=== DATA FOR PROCESSING ===
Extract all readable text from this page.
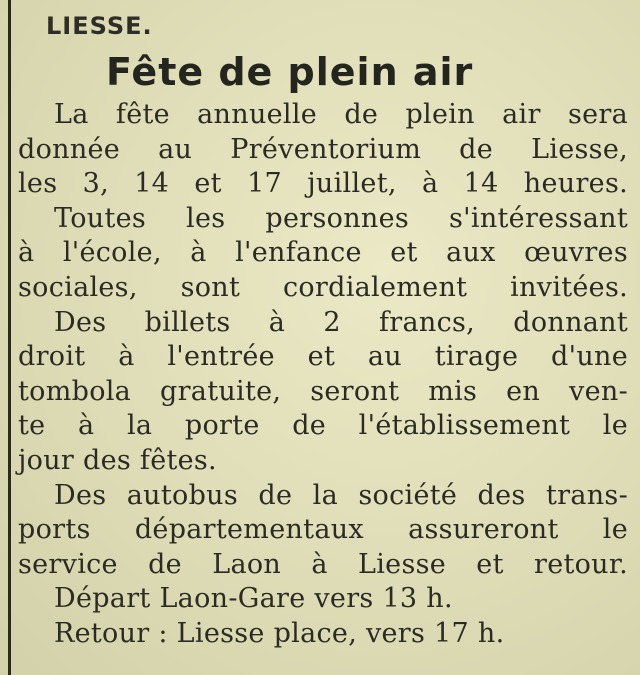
LIESSE.
Fête de plein air
La fête annuelle de plein air sera
donnée au Préventorium de Liesse,
les 3, 14 et 17 juillet, à 14 heures.
Toutes les personnes s'intéressant
à l'école, à l'enfance et aux œuvres
sociales, sont cordialement invitées.
Des billets à 2 francs, donnant
droit à l'entrée et au tirage d'une
tombola gratuite, seront mis en ven-
te à la porte de l'établissement le
jour des fêtes.
Des autobus de la société des trans-
ports départementaux assureront le
service de Laon à Liesse et retour.
Départ Laon-Gare vers 13 h.
Retour : Liesse place, vers 17 h.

=== AIM ===
Transcribe the whole listing exactly. Pictures stay out of your copy.

=== RESPONSE ===
Extract all readable text from this page.
LIESSE.
Fête de plein air
La fête annuelle de plein air sera
donnée au Préventorium de Liesse,
les 3, 14 et 17 juillet, à 14 heures.
Toutes les personnes s'intéressant
à l'école, à l'enfance et aux œuvres
sociales, sont cordialement invitées.
Des billets à 2 francs, donnant
droit à l'entrée et au tirage d'une
tombola gratuite, seront mis en ven-
te à la porte de l'établissement le
jour des fêtes.
Des autobus de la société des trans-
ports départementaux assureront le
service de Laon à Liesse et retour.
Départ Laon-Gare vers 13 h.
Retour : Liesse place, vers 17 h.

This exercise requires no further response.